%%

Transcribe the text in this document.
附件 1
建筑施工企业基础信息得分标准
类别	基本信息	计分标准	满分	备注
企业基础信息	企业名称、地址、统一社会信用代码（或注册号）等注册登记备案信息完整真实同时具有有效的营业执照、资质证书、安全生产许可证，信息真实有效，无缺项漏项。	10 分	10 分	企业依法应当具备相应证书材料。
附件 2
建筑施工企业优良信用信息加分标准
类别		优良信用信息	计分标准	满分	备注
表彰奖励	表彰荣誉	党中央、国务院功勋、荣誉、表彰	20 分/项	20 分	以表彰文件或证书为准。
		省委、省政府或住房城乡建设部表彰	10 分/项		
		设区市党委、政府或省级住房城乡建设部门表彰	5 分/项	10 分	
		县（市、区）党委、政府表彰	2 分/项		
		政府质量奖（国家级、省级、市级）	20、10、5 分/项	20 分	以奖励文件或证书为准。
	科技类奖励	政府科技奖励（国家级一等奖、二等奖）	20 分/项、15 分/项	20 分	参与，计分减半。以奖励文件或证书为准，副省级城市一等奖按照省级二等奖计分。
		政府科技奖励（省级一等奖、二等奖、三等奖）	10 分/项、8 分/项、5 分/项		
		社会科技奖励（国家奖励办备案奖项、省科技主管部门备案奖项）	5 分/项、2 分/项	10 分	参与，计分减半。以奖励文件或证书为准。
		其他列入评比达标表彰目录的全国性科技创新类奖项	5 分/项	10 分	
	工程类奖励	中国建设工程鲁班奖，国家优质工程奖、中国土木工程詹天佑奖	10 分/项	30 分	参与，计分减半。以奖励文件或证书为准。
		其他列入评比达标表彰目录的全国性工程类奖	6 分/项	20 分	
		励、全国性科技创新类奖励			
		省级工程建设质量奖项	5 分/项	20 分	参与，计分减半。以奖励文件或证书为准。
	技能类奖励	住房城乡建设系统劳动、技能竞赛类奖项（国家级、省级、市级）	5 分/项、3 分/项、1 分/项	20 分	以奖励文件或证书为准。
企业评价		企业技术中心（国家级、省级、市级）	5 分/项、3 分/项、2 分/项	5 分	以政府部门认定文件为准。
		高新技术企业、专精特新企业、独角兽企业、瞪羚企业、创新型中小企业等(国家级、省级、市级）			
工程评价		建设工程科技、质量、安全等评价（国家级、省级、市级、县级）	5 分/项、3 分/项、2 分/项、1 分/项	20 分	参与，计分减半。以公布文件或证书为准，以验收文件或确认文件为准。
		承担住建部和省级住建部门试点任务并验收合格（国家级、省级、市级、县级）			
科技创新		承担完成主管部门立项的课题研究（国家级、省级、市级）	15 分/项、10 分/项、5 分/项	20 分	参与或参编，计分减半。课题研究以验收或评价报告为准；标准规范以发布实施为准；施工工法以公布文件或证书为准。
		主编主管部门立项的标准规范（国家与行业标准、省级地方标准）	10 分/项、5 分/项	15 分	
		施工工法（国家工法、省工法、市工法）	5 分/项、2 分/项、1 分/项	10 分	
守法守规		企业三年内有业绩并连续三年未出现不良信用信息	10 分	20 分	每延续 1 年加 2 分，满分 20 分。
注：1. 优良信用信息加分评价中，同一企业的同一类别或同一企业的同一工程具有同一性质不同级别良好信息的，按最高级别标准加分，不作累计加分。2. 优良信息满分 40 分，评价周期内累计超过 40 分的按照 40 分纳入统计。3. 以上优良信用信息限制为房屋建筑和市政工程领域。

%%

> TASK INSTRUCTIONS
Each line of the listing above should be output exactly.

> EXPECTED ANSWER
Transcribe the text in this document.
附件 1
建筑施工企业基础信息得分标准
类别	基本信息	计分标准	满分	备注
企业基础信息	企业名称、地址、统一社会信用代码（或注册号）等注册登记备案信息完整真实同时具有有效的营业执照、资质证书、安全生产许可证，信息真实有效，无缺项漏项。	10 分	10 分	企业依法应当具备相应证书材料。
附件 2
建筑施工企业优良信用信息加分标准
类别		优良信用信息	计分标准	满分	备注
表彰奖励	表彰荣誉	党中央、国务院功勋、荣誉、表彰	20 分/项	20 分	以表彰文件或证书为准。
		省委、省政府或住房城乡建设部表彰	10 分/项		
		设区市党委、政府或省级住房城乡建设部门表彰	5 分/项	10 分	
		县（市、区）党委、政府表彰	2 分/项		
		政府质量奖（国家级、省级、市级）	20、10、5 分/项	20 分	以奖励文件或证书为准。
	科技类奖励	政府科技奖励（国家级一等奖、二等奖）	20 分/项、15 分/项	20 分	参与，计分减半。以奖励文件或证书为准，副省级城市一等奖按照省级二等奖计分。
		政府科技奖励（省级一等奖、二等奖、三等奖）	10 分/项、8 分/项、5 分/项		
		社会科技奖励（国家奖励办备案奖项、省科技主管部门备案奖项）	5 分/项、2 分/项	10 分	参与，计分减半。以奖励文件或证书为准。
		其他列入评比达标表彰目录的全国性科技创新类奖项	5 分/项	10 分	
	工程类奖励	中国建设工程鲁班奖，国家优质工程奖、中国土木工程詹天佑奖	10 分/项	30 分	参与，计分减半。以奖励文件或证书为准。
		其他列入评比达标表彰目录的全国性工程类奖	6 分/项	20 分	
		励、全国性科技创新类奖励			
		省级工程建设质量奖项	5 分/项	20 分	参与，计分减半。以奖励文件或证书为准。
	技能类奖励	住房城乡建设系统劳动、技能竞赛类奖项（国家级、省级、市级）	5 分/项、3 分/项、1 分/项	20 分	以奖励文件或证书为准。
企业评价		企业技术中心（国家级、省级、市级）	5 分/项、3 分/项、2 分/项	5 分	以政府部门认定文件为准。
		高新技术企业、专精特新企业、独角兽企业、瞪羚企业、创新型中小企业等(国家级、省级、市级）			
工程评价		建设工程科技、质量、安全等评价（国家级、省级、市级、县级）	5 分/项、3 分/项、2 分/项、1 分/项	20 分	参与，计分减半。以公布文件或证书为准，以验收文件或确认文件为准。
		承担住建部和省级住建部门试点任务并验收合格（国家级、省级、市级、县级）			
科技创新		承担完成主管部门立项的课题研究（国家级、省级、市级）	15 分/项、10 分/项、5 分/项	20 分	参与或参编，计分减半。课题研究以验收或评价报告为准；标准规范以发布实施为准；施工工法以公布文件或证书为准。
		主编主管部门立项的标准规范（国家与行业标准、省级地方标准）	10 分/项、5 分/项	15 分	
		施工工法（国家工法、省工法、市工法）	5 分/项、2 分/项、1 分/项	10 分	
守法守规		企业三年内有业绩并连续三年未出现不良信用信息	10 分	20 分	每延续 1 年加 2 分，满分 20 分。
注：1. 优良信用信息加分评价中，同一企业的同一类别或同一企业的同一工程具有同一性质不同级别良好信息的，按最高级别标准加分，不作累计加分。2. 优良信息满分 40 分，评价周期内累计超过 40 分的按照 40 分纳入统计。3. 以上优良信用信息限制为房屋建筑和市政工程领域。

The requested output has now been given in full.